Your objective:
Can the data below be echoed back word for word?

--- start of Data provided ---

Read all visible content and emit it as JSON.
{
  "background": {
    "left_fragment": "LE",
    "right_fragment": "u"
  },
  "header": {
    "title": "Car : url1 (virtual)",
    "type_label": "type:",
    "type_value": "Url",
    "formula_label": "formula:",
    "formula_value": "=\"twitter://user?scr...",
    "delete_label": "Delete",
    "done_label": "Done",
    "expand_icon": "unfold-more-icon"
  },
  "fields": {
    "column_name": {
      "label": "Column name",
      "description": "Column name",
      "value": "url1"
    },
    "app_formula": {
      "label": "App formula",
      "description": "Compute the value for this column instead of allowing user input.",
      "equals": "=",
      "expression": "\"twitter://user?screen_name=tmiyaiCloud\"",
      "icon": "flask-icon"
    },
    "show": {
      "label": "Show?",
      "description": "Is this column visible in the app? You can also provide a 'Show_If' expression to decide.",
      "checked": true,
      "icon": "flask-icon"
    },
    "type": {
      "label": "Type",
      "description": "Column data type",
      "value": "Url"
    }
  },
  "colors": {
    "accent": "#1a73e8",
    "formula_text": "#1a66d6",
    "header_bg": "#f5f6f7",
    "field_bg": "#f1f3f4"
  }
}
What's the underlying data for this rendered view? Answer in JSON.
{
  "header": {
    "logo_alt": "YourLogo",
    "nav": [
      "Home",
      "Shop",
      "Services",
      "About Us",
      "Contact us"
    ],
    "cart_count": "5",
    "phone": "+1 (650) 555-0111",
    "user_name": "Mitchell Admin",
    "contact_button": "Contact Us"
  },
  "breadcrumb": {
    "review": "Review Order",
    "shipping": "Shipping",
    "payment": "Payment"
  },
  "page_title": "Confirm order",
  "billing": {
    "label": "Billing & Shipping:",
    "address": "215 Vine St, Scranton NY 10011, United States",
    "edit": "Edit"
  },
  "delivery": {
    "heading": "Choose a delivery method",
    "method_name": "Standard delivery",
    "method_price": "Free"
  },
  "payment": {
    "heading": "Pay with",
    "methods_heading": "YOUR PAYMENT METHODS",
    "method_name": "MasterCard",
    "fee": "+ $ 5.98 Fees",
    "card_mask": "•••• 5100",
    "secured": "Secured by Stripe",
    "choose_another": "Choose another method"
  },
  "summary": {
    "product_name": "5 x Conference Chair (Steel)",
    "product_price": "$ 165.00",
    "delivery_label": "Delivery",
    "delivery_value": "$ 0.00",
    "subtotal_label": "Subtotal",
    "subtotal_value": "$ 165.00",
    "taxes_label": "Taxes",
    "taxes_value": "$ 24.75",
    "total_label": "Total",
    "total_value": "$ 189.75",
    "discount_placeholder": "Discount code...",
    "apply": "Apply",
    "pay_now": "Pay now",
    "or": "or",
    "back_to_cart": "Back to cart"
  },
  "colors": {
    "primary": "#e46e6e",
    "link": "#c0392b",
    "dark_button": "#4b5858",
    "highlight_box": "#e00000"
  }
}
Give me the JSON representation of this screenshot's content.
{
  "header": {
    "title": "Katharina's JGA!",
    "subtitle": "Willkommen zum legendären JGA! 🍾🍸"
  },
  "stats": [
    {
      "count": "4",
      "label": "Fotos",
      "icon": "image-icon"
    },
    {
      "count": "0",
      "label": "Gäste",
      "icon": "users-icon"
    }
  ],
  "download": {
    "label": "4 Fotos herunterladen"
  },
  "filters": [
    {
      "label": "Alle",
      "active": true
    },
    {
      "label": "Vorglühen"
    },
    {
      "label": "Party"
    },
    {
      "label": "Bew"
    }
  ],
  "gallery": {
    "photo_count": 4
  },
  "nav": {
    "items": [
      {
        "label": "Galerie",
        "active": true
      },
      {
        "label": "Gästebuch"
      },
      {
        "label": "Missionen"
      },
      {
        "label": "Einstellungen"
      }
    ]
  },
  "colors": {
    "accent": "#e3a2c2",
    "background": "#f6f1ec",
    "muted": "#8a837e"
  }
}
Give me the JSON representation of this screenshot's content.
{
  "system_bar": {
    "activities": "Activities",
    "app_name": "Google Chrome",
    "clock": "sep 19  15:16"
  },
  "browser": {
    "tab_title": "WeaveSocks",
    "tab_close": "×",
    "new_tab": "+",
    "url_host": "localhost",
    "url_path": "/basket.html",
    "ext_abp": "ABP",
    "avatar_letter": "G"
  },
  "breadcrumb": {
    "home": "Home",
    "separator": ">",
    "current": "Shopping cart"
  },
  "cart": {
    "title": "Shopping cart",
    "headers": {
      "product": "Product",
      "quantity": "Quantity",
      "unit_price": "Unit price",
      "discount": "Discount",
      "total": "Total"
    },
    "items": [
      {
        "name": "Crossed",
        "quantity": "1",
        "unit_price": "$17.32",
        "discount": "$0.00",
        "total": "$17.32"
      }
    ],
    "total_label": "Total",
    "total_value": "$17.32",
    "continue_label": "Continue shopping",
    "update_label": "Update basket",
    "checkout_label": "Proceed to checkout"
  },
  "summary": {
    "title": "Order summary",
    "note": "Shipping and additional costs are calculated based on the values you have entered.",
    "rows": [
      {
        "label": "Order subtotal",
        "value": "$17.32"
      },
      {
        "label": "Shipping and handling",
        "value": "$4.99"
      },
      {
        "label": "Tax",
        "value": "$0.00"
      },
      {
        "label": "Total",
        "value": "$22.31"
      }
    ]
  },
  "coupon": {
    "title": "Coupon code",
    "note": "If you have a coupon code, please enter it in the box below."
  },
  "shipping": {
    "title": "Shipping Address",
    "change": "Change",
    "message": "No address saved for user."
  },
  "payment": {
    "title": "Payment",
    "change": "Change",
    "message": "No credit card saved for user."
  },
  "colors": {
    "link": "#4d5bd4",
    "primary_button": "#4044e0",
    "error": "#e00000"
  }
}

--- end of Data provided ---

Answer below:
Read all visible content and emit it as JSON.
{
  "background": {
    "left_fragment": "LE",
    "right_fragment": "u"
  },
  "header": {
    "title": "Car : url1 (virtual)",
    "type_label": "type:",
    "type_value": "Url",
    "formula_label": "formula:",
    "formula_value": "=\"twitter://user?scr...",
    "delete_label": "Delete",
    "done_label": "Done",
    "expand_icon": "unfold-more-icon"
  },
  "fields": {
    "column_name": {
      "label": "Column name",
      "description": "Column name",
      "value": "url1"
    },
    "app_formula": {
      "label": "App formula",
      "description": "Compute the value for this column instead of allowing user input.",
      "equals": "=",
      "expression": "\"twitter://user?screen_name=tmiyaiCloud\"",
      "icon": "flask-icon"
    },
    "show": {
      "label": "Show?",
      "description": "Is this column visible in the app? You can also provide a 'Show_If' expression to decide.",
      "checked": true,
      "icon": "flask-icon"
    },
    "type": {
      "label": "Type",
      "description": "Column data type",
      "value": "Url"
    }
  },
  "colors": {
    "accent": "#1a73e8",
    "formula_text": "#1a66d6",
    "header_bg": "#f5f6f7",
    "field_bg": "#f1f3f4"
  }
}
What's the underlying data for this rendered view? Answer in JSON.
{
  "header": {
    "logo_alt": "YourLogo",
    "nav": [
      "Home",
      "Shop",
      "Services",
      "About Us",
      "Contact us"
    ],
    "cart_count": "5",
    "phone": "+1 (650) 555-0111",
    "user_name": "Mitchell Admin",
    "contact_button": "Contact Us"
  },
  "breadcrumb": {
    "review": "Review Order",
    "shipping": "Shipping",
    "payment": "Payment"
  },
  "page_title": "Confirm order",
  "billing": {
    "label": "Billing & Shipping:",
    "address": "215 Vine St, Scranton NY 10011, United States",
    "edit": "Edit"
  },
  "delivery": {
    "heading": "Choose a delivery method",
    "method_name": "Standard delivery",
    "method_price": "Free"
  },
  "payment": {
    "heading": "Pay with",
    "methods_heading": "YOUR PAYMENT METHODS",
    "method_name": "MasterCard",
    "fee": "+ $ 5.98 Fees",
    "card_mask": "•••• 5100",
    "secured": "Secured by Stripe",
    "choose_another": "Choose another method"
  },
  "summary": {
    "product_name": "5 x Conference Chair (Steel)",
    "product_price": "$ 165.00",
    "delivery_label": "Delivery",
    "delivery_value": "$ 0.00",
    "subtotal_label": "Subtotal",
    "subtotal_value": "$ 165.00",
    "taxes_label": "Taxes",
    "taxes_value": "$ 24.75",
    "total_label": "Total",
    "total_value": "$ 189.75",
    "discount_placeholder": "Discount code...",
    "apply": "Apply",
    "pay_now": "Pay now",
    "or": "or",
    "back_to_cart": "Back to cart"
  },
  "colors": {
    "primary": "#e46e6e",
    "link": "#c0392b",
    "dark_button": "#4b5858",
    "highlight_box": "#e00000"
  }
}
Give me the JSON representation of this screenshot's content.
{
  "header": {
    "title": "Katharina's JGA!",
    "subtitle": "Willkommen zum legendären JGA! 🍾🍸"
  },
  "stats": [
    {
      "count": "4",
      "label": "Fotos",
      "icon": "image-icon"
    },
    {
      "count": "0",
      "label": "Gäste",
      "icon": "users-icon"
    }
  ],
  "download": {
    "label": "4 Fotos herunterladen"
  },
  "filters": [
    {
      "label": "Alle",
      "active": true
    },
    {
      "label": "Vorglühen"
    },
    {
      "label": "Party"
    },
    {
      "label": "Bew"
    }
  ],
  "gallery": {
    "photo_count": 4
  },
  "nav": {
    "items": [
      {
        "label": "Galerie",
        "active": true
      },
      {
        "label": "Gästebuch"
      },
      {
        "label": "Missionen"
      },
      {
        "label": "Einstellungen"
      }
    ]
  },
  "colors": {
    "accent": "#e3a2c2",
    "background": "#f6f1ec",
    "muted": "#8a837e"
  }
}
Give me the JSON representation of this screenshot's content.
{
  "system_bar": {
    "activities": "Activities",
    "app_name": "Google Chrome",
    "clock": "sep 19  15:16"
  },
  "browser": {
    "tab_title": "WeaveSocks",
    "tab_close": "×",
    "new_tab": "+",
    "url_host": "localhost",
    "url_path": "/basket.html",
    "ext_abp": "ABP",
    "avatar_letter": "G"
  },
  "breadcrumb": {
    "home": "Home",
    "separator": ">",
    "current": "Shopping cart"
  },
  "cart": {
    "title": "Shopping cart",
    "headers": {
      "product": "Product",
      "quantity": "Quantity",
      "unit_price": "Unit price",
      "discount": "Discount",
      "total": "Total"
    },
    "items": [
      {
        "name": "Crossed",
        "quantity": "1",
        "unit_price": "$17.32",
        "discount": "$0.00",
        "total": "$17.32"
      }
    ],
    "total_label": "Total",
    "total_value": "$17.32",
    "continue_label": "Continue shopping",
    "update_label": "Update basket",
    "checkout_label": "Proceed to checkout"
  },
  "summary": {
    "title": "Order summary",
    "note": "Shipping and additional costs are calculated based on the values you have entered.",
    "rows": [
      {
        "label": "Order subtotal",
        "value": "$17.32"
      },
      {
        "label": "Shipping and handling",
        "value": "$4.99"
      },
      {
        "label": "Tax",
        "value": "$0.00"
      },
      {
        "label": "Total",
        "value": "$22.31"
      }
    ]
  },
  "coupon": {
    "title": "Coupon code",
    "note": "If you have a coupon code, please enter it in the box below."
  },
  "shipping": {
    "title": "Shipping Address",
    "change": "Change",
    "message": "No address saved for user."
  },
  "payment": {
    "title": "Payment",
    "change": "Change",
    "message": "No credit card saved for user."
  },
  "colors": {
    "link": "#4d5bd4",
    "primary_button": "#4044e0",
    "error": "#e00000"
  }
}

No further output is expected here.